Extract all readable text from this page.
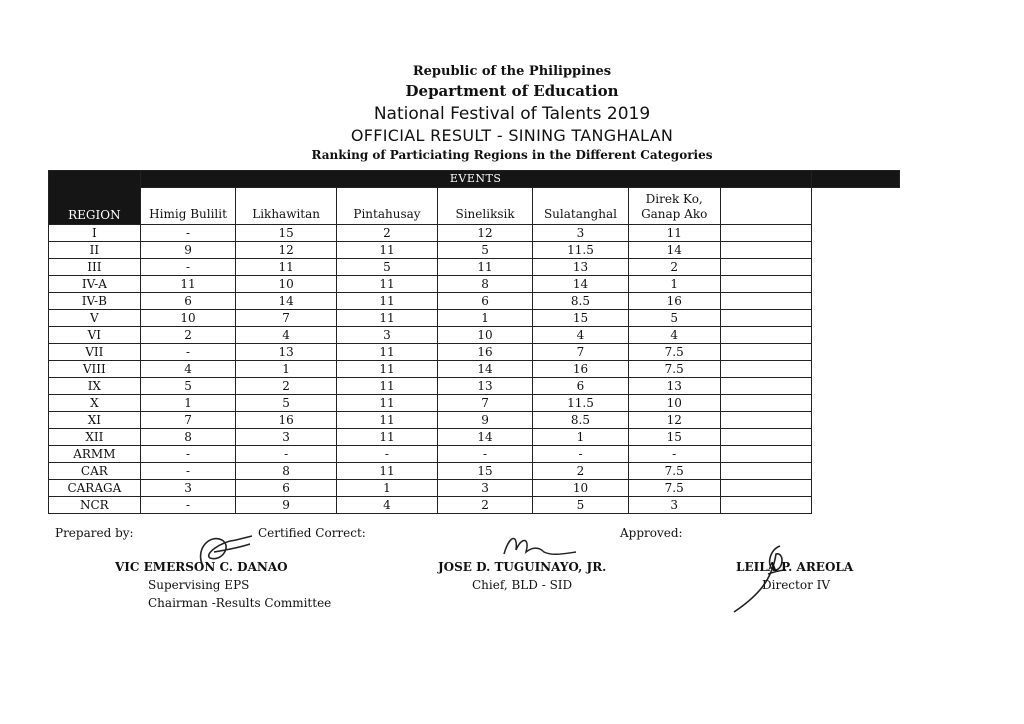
Republic of the Philippines
Department of Education
National Festival of Talents 2019
OFFICIAL RESULT - SINING TANGHALAN
Ranking of Particiating Regions in the Different Categories
REGION	EVENTS							
	Himig Bulilit	Likhawitan	Pintahusay	Sineliksik	Sulatanghal	Direk Ko,
Ganap Ako		
I	-	15	2	12	3	11		
II	9	12	11	5	11.5	14		
III	-	11	5	11	13	2		
IV-A	11	10	11	8	14	1		
IV-B	6	14	11	6	8.5	16		
V	10	7	11	1	15	5		
VI	2	4	3	10	4	4		
VII	-	13	11	16	7	7.5		
VIII	4	1	11	14	16	7.5		
IX	5	2	11	13	6	13		
X	1	5	11	7	11.5	10		
XI	7	16	11	9	8.5	12		
XII	8	3	11	14	1	15		
ARMM	-	-	-	-	-	-		
CAR	-	8	11	15	2	7.5		
CARAGA	3	6	1	3	10	7.5		
NCR	-	9	4	2	5	3		
Prepared by:	Certified Correct:	Approved:
VIC EMERSON C. DANAO
Supervising EPS
Chairman -Results Committee
JOSE D. TUGUINAYO, JR.
Chief, BLD - SID
LEILA P. AREOLA
Director IV
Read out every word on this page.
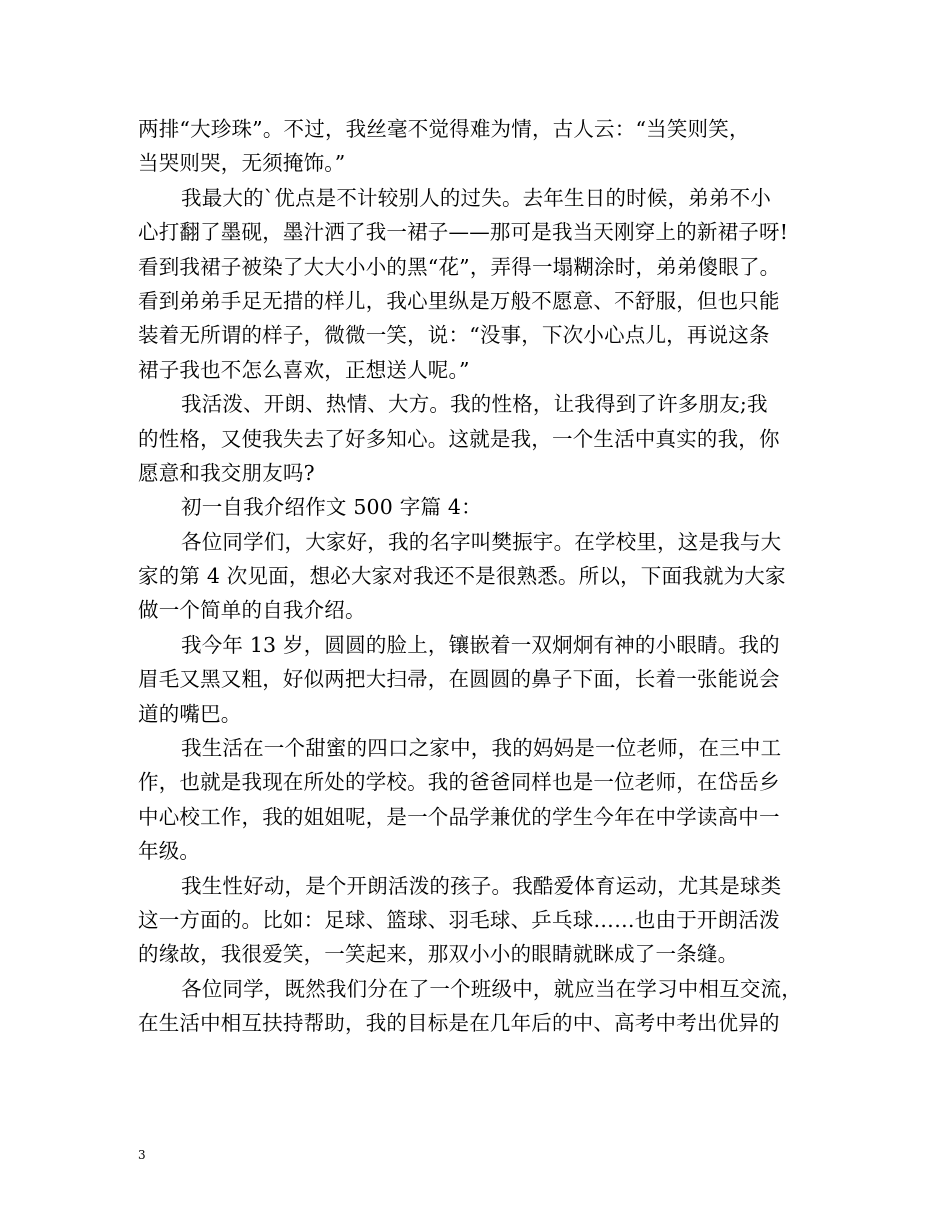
两排“大珍珠”。不过，我丝毫不觉得难为情，古人云：“当笑则笑，
当哭则哭，无须掩饰。”
我最大的`优点是不计较别人的过失。去年生日的时候，弟弟不小
心打翻了墨砚，墨汁洒了我一裙子——那可是我当天刚穿上的新裙子呀!
看到我裙子被染了大大小小的黑“花”，弄得一塌糊涂时，弟弟傻眼了。
看到弟弟手足无措的样儿，我心里纵是万般不愿意、不舒服，但也只能
装着无所谓的样子，微微一笑，说：“没事，下次小心点儿，再说这条
裙子我也不怎么喜欢，正想送人呢。”
我活泼、开朗、热情、大方。我的性格，让我得到了许多朋友;我
的性格，又使我失去了好多知心。这就是我，一个生活中真实的我，你
愿意和我交朋友吗?
初一自我介绍作文 500 字篇 4：
各位同学们，大家好，我的名字叫樊振宇。在学校里，这是我与大
家的第 4 次见面，想必大家对我还不是很熟悉。所以，下面我就为大家
做一个简单的自我介绍。
我今年 13 岁，圆圆的脸上，镶嵌着一双炯炯有神的小眼睛。我的
眉毛又黑又粗，好似两把大扫帚，在圆圆的鼻子下面，长着一张能说会
道的嘴巴。
我生活在一个甜蜜的四口之家中，我的妈妈是一位老师，在三中工
作，也就是我现在所处的学校。我的爸爸同样也是一位老师，在岱岳乡
中心校工作，我的姐姐呢，是一个品学兼优的学生今年在中学读高中一
年级。
我生性好动，是个开朗活泼的孩子。我酷爱体育运动，尤其是球类
这一方面的。比如：足球、篮球、羽毛球、乒乓球……也由于开朗活泼
的缘故，我很爱笑，一笑起来，那双小小的眼睛就眯成了一条缝。
各位同学，既然我们分在了一个班级中，就应当在学习中相互交流，
在生活中相互扶持帮助，我的目标是在几年后的中、高考中考出优异的
3
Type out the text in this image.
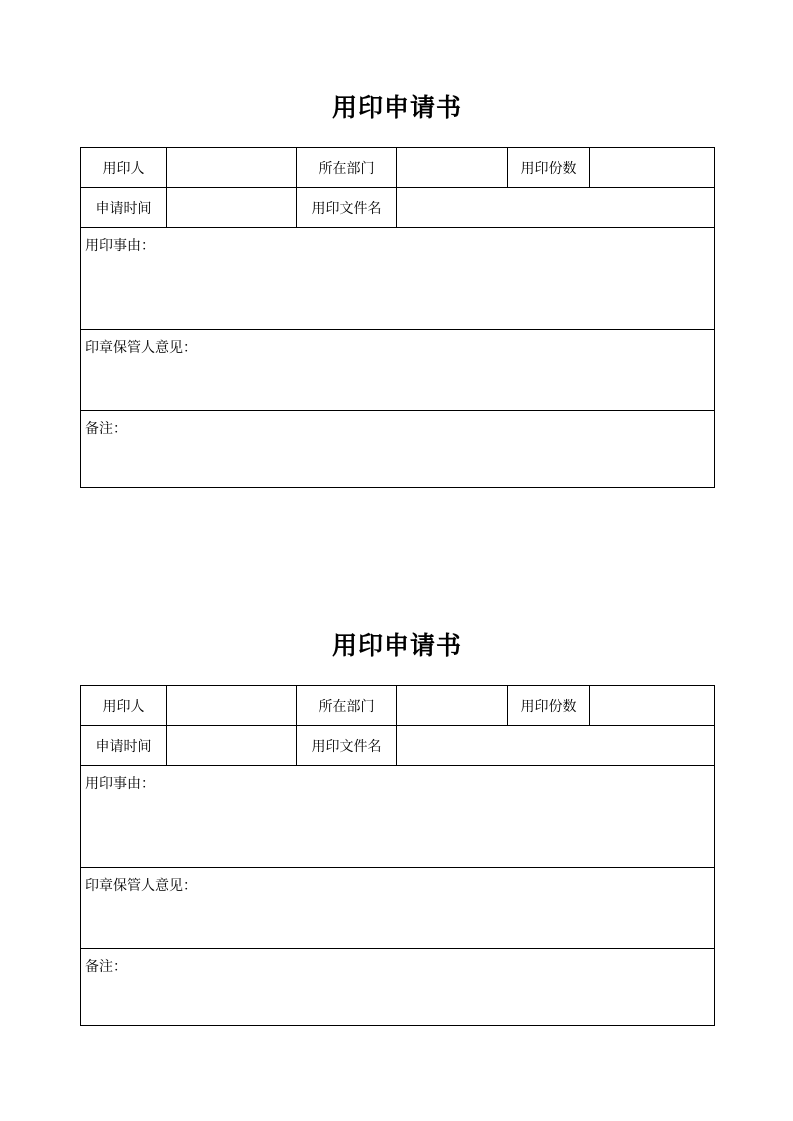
用印申请书
用印人		所在部门		用印份数	
申请时间		用印文件名			
用印事由：					
印章保管人意见：					
备注：					
用印申请书
用印人		所在部门		用印份数	
申请时间		用印文件名			
用印事由：					
印章保管人意见：					
备注：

★ ★ ★ ★ ★ ★ ★

** WORK TO DO **
Leave out the pictures and output the rest of the material exactly as written.

** RESULT FOR THIS TASK **
Extract all readable text from this page.
Republic of the Philippines
Department of Education
National Festival of Talents 2019
OFFICIAL RESULT - SINING TANGHALAN
Ranking of Particiating Regions in the Different Categories
REGION	EVENTS							
	Himig Bulilit	Likhawitan	Pintahusay	Sineliksik	Sulatanghal	Direk Ko,
Ganap Ako		
I	-	15	2	12	3	11		
II	9	12	11	5	11.5	14		
III	-	11	5	11	13	2		
IV-A	11	10	11	8	14	1		
IV-B	6	14	11	6	8.5	16		
V	10	7	11	1	15	5		
VI	2	4	3	10	4	4		
VII	-	13	11	16	7	7.5		
VIII	4	1	11	14	16	7.5		
IX	5	2	11	13	6	13		
X	1	5	11	7	11.5	10		
XI	7	16	11	9	8.5	12		
XII	8	3	11	14	1	15		
ARMM	-	-	-	-	-	-		
CAR	-	8	11	15	2	7.5		
CARAGA	3	6	1	3	10	7.5		
NCR	-	9	4	2	5	3		
Prepared by:	Certified Correct:	Approved:
VIC EMERSON C. DANAO
Supervising EPS
Chairman -Results Committee
JOSE D. TUGUINAYO, JR.
Chief, BLD - SID
LEILA P. AREOLA
Director IV
Read out every word on this page.
两排“大珍珠”。不过，我丝毫不觉得难为情，古人云：“当笑则笑，
当哭则哭，无须掩饰。”
我最大的`优点是不计较别人的过失。去年生日的时候，弟弟不小
心打翻了墨砚，墨汁洒了我一裙子——那可是我当天刚穿上的新裙子呀!
看到我裙子被染了大大小小的黑“花”，弄得一塌糊涂时，弟弟傻眼了。
看到弟弟手足无措的样儿，我心里纵是万般不愿意、不舒服，但也只能
装着无所谓的样子，微微一笑，说：“没事，下次小心点儿，再说这条
裙子我也不怎么喜欢，正想送人呢。”
我活泼、开朗、热情、大方。我的性格，让我得到了许多朋友;我
的性格，又使我失去了好多知心。这就是我，一个生活中真实的我，你
愿意和我交朋友吗?
初一自我介绍作文 500 字篇 4：
各位同学们，大家好，我的名字叫樊振宇。在学校里，这是我与大
家的第 4 次见面，想必大家对我还不是很熟悉。所以，下面我就为大家
做一个简单的自我介绍。
我今年 13 岁，圆圆的脸上，镶嵌着一双炯炯有神的小眼睛。我的
眉毛又黑又粗，好似两把大扫帚，在圆圆的鼻子下面，长着一张能说会
道的嘴巴。
我生活在一个甜蜜的四口之家中，我的妈妈是一位老师，在三中工
作，也就是我现在所处的学校。我的爸爸同样也是一位老师，在岱岳乡
中心校工作，我的姐姐呢，是一个品学兼优的学生今年在中学读高中一
年级。
我生性好动，是个开朗活泼的孩子。我酷爱体育运动，尤其是球类
这一方面的。比如：足球、篮球、羽毛球、乒乓球……也由于开朗活泼
的缘故，我很爱笑，一笑起来，那双小小的眼睛就眯成了一条缝。
各位同学，既然我们分在了一个班级中，就应当在学习中相互交流，
在生活中相互扶持帮助，我的目标是在几年后的中、高考中考出优异的
3
Type out the text in this image.
用印申请书
用印人		所在部门		用印份数	
申请时间		用印文件名			
用印事由：					
印章保管人意见：					
备注：					
用印申请书
用印人		所在部门		用印份数	
申请时间		用印文件名			
用印事由：					
印章保管人意见：					
备注：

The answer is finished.